- Material shown
= = = =
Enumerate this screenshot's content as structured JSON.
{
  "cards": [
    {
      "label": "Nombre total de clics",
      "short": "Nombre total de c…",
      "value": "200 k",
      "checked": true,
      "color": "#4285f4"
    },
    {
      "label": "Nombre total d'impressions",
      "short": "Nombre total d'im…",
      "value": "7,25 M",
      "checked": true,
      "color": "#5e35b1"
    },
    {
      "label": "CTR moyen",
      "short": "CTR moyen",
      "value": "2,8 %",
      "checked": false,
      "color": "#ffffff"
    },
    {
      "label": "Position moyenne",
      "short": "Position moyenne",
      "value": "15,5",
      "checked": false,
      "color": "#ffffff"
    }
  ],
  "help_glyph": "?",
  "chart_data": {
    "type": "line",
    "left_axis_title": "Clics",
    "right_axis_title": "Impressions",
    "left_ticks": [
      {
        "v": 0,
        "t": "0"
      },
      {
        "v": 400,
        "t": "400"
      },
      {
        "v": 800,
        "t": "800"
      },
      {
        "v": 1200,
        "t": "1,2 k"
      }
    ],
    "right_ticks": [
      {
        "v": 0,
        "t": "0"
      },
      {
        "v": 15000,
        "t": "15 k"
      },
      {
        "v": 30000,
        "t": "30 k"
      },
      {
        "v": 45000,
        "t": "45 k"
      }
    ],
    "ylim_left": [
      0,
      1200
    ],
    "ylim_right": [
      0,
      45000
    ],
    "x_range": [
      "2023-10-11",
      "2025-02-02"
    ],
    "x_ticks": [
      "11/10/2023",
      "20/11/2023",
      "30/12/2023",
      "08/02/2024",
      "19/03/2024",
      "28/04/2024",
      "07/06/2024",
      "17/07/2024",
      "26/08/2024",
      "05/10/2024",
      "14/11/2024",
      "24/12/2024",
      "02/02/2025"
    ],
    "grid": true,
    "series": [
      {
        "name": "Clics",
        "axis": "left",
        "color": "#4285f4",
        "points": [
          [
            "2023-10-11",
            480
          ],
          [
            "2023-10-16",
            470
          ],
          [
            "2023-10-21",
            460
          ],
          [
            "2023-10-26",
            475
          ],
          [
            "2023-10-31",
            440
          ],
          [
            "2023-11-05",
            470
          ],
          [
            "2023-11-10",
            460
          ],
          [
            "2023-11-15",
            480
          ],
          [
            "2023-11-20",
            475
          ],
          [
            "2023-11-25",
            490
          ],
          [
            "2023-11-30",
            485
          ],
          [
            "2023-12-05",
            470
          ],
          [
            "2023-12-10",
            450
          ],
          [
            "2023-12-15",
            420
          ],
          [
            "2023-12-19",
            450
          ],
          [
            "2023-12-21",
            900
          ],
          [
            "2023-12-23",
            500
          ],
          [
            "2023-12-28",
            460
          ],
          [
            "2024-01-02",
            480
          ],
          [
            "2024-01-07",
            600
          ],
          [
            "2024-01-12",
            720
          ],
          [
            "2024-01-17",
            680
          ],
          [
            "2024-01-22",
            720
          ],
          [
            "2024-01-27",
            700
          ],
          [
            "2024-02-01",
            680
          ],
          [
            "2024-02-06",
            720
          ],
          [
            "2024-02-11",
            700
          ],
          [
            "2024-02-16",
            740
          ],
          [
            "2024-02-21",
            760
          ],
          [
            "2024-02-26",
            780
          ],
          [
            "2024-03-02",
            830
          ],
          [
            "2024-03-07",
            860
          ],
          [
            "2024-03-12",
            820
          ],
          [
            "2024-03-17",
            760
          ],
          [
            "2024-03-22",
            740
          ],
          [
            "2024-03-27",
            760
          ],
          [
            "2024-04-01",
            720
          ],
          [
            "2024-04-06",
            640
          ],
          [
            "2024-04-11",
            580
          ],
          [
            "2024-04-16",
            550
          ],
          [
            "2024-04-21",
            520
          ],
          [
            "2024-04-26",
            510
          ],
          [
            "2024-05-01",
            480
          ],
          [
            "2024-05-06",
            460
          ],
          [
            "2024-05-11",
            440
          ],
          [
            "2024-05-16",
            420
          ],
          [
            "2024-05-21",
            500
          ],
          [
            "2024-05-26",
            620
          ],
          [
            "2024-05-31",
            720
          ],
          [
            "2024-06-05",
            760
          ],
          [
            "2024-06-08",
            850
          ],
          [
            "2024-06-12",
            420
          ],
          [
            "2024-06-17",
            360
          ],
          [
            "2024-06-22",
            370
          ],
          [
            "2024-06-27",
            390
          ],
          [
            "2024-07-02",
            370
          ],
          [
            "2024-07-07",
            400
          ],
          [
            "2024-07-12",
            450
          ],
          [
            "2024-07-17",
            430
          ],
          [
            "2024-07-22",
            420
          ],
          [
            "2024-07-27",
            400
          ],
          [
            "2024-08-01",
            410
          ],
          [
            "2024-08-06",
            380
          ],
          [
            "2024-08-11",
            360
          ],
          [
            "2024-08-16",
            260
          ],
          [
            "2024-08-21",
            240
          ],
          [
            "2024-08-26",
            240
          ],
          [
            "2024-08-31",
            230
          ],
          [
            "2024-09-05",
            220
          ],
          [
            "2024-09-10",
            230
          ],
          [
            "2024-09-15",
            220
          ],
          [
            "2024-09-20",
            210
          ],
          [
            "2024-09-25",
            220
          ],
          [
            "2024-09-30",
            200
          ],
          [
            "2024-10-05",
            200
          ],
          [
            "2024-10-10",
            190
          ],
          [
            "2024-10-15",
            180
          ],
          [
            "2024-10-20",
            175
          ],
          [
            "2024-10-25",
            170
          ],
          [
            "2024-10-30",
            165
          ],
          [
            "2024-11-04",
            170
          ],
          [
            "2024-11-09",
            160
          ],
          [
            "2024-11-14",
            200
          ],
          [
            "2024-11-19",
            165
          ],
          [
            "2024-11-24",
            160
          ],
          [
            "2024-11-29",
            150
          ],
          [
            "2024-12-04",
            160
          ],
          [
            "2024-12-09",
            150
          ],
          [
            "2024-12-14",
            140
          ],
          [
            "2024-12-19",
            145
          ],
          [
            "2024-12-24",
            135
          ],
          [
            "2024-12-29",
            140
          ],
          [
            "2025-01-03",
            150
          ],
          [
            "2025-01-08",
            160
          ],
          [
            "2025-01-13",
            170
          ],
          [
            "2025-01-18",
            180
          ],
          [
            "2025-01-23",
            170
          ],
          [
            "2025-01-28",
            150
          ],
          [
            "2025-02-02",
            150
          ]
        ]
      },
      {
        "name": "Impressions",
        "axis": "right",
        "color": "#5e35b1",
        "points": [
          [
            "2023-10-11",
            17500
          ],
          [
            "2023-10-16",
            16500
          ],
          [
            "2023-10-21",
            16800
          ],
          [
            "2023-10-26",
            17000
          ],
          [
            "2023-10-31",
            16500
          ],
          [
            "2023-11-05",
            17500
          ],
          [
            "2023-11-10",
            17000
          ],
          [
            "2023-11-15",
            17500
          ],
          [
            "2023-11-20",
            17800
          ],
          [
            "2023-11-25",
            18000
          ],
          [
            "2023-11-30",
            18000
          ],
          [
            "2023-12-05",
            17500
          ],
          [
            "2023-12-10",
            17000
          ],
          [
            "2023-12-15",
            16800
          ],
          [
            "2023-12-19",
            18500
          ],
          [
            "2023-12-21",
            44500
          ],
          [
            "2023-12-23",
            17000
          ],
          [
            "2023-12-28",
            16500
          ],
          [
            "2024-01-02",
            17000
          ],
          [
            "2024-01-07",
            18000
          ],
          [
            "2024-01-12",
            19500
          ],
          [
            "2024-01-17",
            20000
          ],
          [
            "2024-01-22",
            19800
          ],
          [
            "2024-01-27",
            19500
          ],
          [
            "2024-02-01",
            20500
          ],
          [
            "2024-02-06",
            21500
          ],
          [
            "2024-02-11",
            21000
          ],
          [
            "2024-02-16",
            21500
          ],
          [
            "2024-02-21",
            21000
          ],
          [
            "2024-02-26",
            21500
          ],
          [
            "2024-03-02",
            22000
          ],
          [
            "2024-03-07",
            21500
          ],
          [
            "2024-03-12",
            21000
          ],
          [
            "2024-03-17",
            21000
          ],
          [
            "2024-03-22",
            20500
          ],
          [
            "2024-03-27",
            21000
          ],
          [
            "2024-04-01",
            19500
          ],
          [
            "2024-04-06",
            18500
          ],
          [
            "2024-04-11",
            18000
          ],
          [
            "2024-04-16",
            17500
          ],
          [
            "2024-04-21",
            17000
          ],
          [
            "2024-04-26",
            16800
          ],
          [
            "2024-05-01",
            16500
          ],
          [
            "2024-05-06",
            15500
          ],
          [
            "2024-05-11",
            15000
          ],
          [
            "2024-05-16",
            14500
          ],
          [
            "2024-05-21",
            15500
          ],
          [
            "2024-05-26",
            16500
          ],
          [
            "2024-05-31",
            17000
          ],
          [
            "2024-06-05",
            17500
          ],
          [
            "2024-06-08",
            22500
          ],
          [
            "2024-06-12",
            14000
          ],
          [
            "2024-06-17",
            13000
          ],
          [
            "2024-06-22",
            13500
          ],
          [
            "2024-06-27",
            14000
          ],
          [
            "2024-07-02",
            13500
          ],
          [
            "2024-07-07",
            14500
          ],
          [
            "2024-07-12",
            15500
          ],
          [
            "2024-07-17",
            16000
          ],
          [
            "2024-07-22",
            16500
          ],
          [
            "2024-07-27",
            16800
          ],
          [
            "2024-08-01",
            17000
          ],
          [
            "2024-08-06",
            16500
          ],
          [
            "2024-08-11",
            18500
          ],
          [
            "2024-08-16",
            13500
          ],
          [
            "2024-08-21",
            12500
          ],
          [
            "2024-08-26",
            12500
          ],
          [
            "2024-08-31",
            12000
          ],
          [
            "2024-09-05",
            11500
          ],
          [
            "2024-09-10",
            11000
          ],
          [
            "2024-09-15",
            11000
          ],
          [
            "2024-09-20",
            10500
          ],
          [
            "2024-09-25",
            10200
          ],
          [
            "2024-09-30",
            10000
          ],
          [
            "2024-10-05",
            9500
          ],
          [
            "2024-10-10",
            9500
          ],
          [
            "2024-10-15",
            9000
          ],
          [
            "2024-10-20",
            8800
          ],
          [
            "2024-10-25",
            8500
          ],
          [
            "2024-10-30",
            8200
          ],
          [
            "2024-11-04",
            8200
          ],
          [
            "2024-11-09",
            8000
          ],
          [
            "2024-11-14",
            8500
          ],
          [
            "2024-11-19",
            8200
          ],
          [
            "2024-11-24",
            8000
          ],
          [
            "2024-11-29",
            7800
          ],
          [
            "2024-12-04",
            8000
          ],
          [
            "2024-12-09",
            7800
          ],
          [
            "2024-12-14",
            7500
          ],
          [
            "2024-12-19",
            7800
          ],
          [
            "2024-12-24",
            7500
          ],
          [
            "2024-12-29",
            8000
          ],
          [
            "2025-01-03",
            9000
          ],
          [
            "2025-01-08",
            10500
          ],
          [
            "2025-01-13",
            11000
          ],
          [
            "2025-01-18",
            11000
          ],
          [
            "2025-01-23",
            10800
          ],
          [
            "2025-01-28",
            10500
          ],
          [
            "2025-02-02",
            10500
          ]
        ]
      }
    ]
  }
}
= = = =
- Objective
State how many lines of the listing above include the word "Nombre". Give nothing but the number.

- The output
4